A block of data
>> START

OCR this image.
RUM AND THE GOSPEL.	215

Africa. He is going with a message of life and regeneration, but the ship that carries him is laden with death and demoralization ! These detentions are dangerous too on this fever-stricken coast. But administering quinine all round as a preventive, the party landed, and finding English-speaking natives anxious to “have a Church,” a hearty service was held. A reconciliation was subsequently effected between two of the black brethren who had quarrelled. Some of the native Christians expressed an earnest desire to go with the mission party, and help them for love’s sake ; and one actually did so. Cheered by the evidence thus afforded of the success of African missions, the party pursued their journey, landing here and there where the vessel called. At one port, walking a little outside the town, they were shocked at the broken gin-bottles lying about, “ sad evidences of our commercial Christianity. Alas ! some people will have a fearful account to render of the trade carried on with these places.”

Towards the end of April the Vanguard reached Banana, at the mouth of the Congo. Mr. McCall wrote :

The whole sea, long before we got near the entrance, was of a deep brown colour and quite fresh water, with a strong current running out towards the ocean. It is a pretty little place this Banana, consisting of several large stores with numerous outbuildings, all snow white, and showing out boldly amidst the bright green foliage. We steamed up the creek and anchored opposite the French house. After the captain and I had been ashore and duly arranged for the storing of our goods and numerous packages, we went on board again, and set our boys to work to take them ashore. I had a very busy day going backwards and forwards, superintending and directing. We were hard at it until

>> END

__EXERCISE__
The records above must be repeated exactly, every one of them.

__THE ANSWER__
OCR this image.
RUM AND THE GOSPEL.	215

Africa. He is going with a message of life and regeneration, but the ship that carries him is laden with death and demoralization ! These detentions are dangerous too on this fever-stricken coast. But administering quinine all round as a preventive, the party landed, and finding English-speaking natives anxious to “have a Church,” a hearty service was held. A reconciliation was subsequently effected between two of the black brethren who had quarrelled. Some of the native Christians expressed an earnest desire to go with the mission party, and help them for love’s sake ; and one actually did so. Cheered by the evidence thus afforded of the success of African missions, the party pursued their journey, landing here and there where the vessel called. At one port, walking a little outside the town, they were shocked at the broken gin-bottles lying about, “ sad evidences of our commercial Christianity. Alas ! some people will have a fearful account to render of the trade carried on with these places.”

Towards the end of April the Vanguard reached Banana, at the mouth of the Congo. Mr. McCall wrote :

The whole sea, long before we got near the entrance, was of a deep brown colour and quite fresh water, with a strong current running out towards the ocean. It is a pretty little place this Banana, consisting of several large stores with numerous outbuildings, all snow white, and showing out boldly amidst the bright green foliage. We steamed up the creek and anchored opposite the French house. After the captain and I had been ashore and duly arranged for the storing of our goods and numerous packages, we went on board again, and set our boys to work to take them ashore. I had a very busy day going backwards and forwards, superintending and directing. We were hard at it until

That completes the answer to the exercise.